Data records
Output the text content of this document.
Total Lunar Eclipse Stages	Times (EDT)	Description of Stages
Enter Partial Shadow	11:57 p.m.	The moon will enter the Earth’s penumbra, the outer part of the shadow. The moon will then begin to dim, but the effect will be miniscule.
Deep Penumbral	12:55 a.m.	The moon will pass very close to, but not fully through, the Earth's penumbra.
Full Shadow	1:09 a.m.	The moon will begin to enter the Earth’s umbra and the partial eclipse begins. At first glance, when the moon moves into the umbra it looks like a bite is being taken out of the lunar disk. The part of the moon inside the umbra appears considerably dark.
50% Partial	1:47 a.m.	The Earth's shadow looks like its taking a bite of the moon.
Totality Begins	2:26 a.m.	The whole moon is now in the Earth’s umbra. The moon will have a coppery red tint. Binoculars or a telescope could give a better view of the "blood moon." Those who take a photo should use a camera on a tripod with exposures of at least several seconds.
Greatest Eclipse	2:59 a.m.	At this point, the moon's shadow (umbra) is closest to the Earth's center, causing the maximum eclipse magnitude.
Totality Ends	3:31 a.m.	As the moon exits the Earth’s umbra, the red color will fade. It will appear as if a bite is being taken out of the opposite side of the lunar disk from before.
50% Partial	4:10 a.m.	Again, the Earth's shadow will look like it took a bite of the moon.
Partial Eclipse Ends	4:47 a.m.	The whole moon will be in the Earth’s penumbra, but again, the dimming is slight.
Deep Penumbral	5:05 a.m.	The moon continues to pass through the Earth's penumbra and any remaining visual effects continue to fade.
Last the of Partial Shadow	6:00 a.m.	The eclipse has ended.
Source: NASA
* * *
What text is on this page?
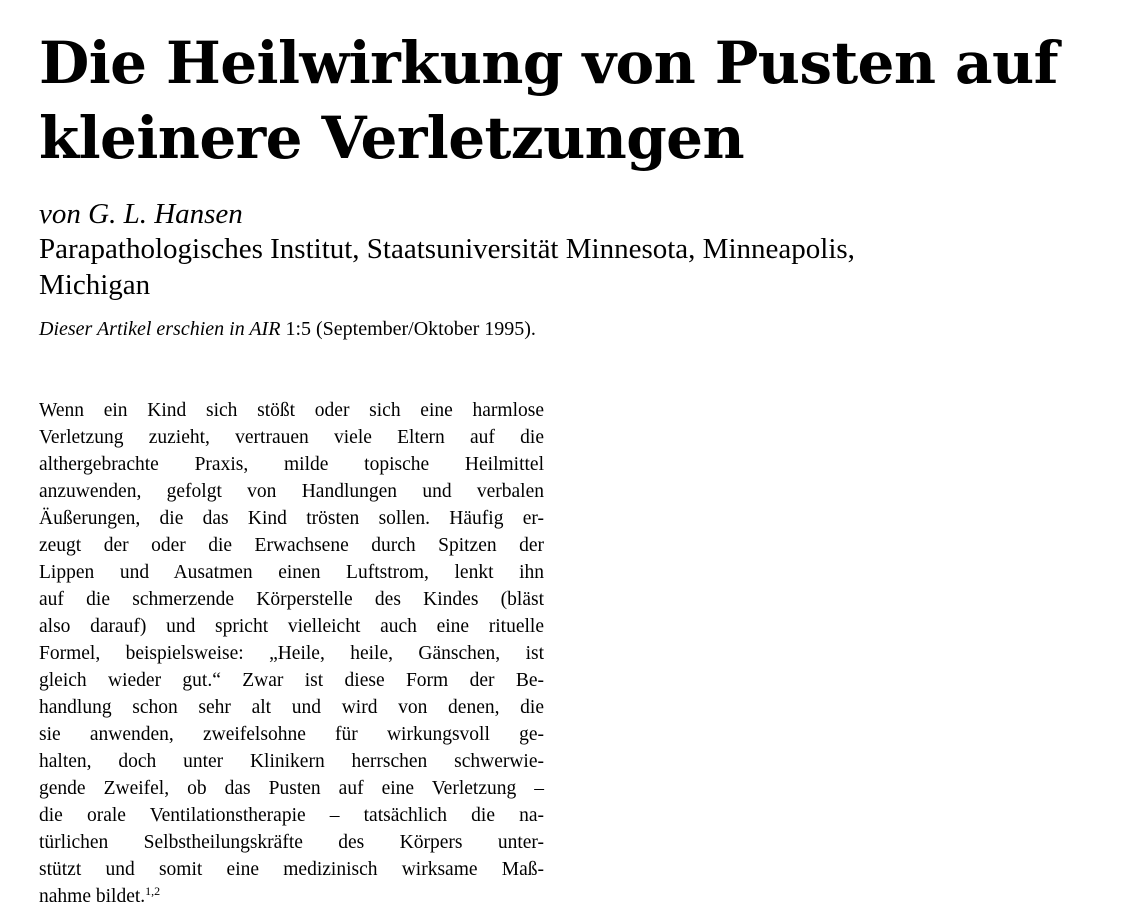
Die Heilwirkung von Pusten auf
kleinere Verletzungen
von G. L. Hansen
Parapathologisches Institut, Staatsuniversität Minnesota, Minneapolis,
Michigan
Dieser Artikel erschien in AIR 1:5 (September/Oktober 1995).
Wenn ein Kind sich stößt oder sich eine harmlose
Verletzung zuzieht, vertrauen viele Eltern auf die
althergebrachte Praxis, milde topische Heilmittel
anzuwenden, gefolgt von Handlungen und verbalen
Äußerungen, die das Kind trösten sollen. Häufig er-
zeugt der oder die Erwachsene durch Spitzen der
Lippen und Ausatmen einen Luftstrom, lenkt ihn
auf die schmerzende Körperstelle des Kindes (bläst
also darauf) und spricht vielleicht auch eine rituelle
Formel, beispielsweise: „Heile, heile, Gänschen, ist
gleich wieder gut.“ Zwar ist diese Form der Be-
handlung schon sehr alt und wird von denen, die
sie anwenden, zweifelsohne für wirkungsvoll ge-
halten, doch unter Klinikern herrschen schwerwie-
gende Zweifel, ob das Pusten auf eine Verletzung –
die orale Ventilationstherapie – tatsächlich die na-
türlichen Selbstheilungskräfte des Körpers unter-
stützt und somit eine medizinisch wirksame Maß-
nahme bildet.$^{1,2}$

» **INSTRUCTION**: Pick out each line above that includes "fade" and show it.

» **EXERCISE RESULT**:
Totality Ends	3:31 a.m.	As the moon exits the Earth’s umbra, the red color will fade. It will appear as if a bite is being taken out of the opposite side of the lunar disk from before.
Deep Penumbral	5:05 a.m.	The moon continues to pass through the Earth's penumbra and any remaining visual effects continue to fade.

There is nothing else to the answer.